• [Source records]
--------------------------------
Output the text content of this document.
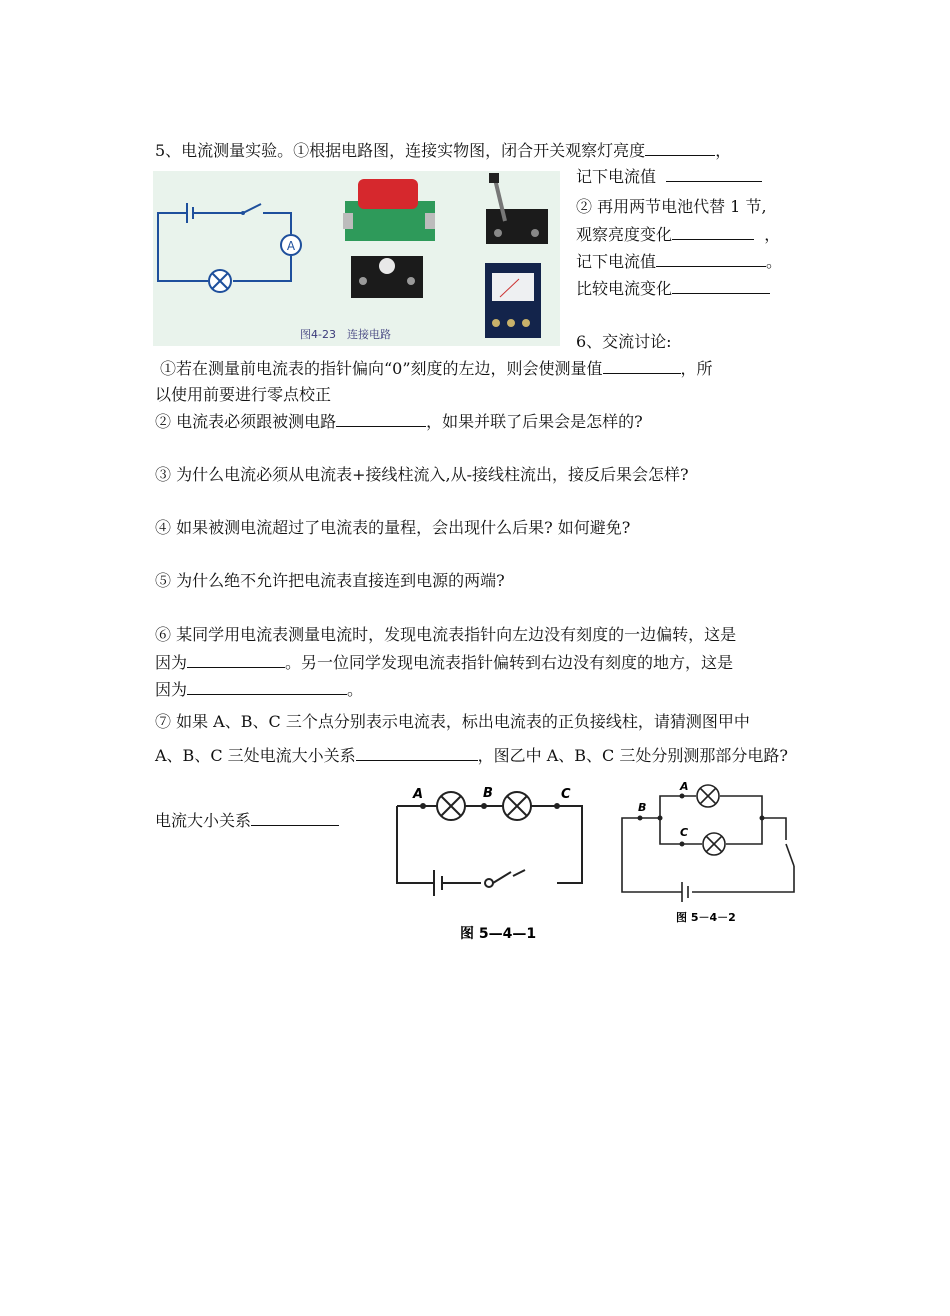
5、电流测量实验。①根据电路图，连接实物图，闭合开关观察灯亮度	，
A
图4-23　连接电路
记下电流值
② 再用两节电池代替 1 节,
观察亮度变化	，
记下电流值	。
比较电流变化
6、交流讨论:
①若在测量前电流表的指针偏向“0”刻度的左边，则会使测量值	，所
以使用前要进行零点校正
② 电流表必须跟被测电路	，如果并联了后果会是怎样的?
③ 为什么电流必须从电流表+接线柱流入,从-接线柱流出，接反后果会怎样?
④ 如果被测电流超过了电流表的量程，会出现什么后果? 如何避免?
⑤ 为什么绝不允许把电流表直接连到电源的两端?
⑥ 某同学用电流表测量电流时，发现电流表指针向左边没有刻度的一边偏转，这是
因为	。另一位同学发现电流表指针偏转到右边没有刻度的地方，这是
因为	。
⑦ 如果 A、B、C 三个点分别表示电流表，标出电流表的正负接线柱，请猜测图甲中
A、B、C 三处电流大小关系	，图乙中 A、B、C 三处分别测那部分电路?
电流大小关系
A	B	C
图 5—4—1
B
A
C
图 5－4－2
--------------------------------
• [Aim of the task]
Omit every picture while copying the listing above exactly.

• [Output for this task]
Output the text content of this document.
5、电流测量实验。①根据电路图，连接实物图，闭合开关观察灯亮度	，
A
图4-23　连接电路
记下电流值
② 再用两节电池代替 1 节,
观察亮度变化	，
记下电流值	。
比较电流变化
6、交流讨论:
①若在测量前电流表的指针偏向“0”刻度的左边，则会使测量值	，所
以使用前要进行零点校正
② 电流表必须跟被测电路	，如果并联了后果会是怎样的?
③ 为什么电流必须从电流表+接线柱流入,从-接线柱流出，接反后果会怎样?
④ 如果被测电流超过了电流表的量程，会出现什么后果? 如何避免?
⑤ 为什么绝不允许把电流表直接连到电源的两端?
⑥ 某同学用电流表测量电流时，发现电流表指针向左边没有刻度的一边偏转，这是
因为	。另一位同学发现电流表指针偏转到右边没有刻度的地方，这是
因为	。
⑦ 如果 A、B、C 三个点分别表示电流表，标出电流表的正负接线柱，请猜测图甲中
A、B、C 三处电流大小关系	，图乙中 A、B、C 三处分别测那部分电路?
电流大小关系
A	B	C
图 5—4—1
B
A
C
图 5－4－2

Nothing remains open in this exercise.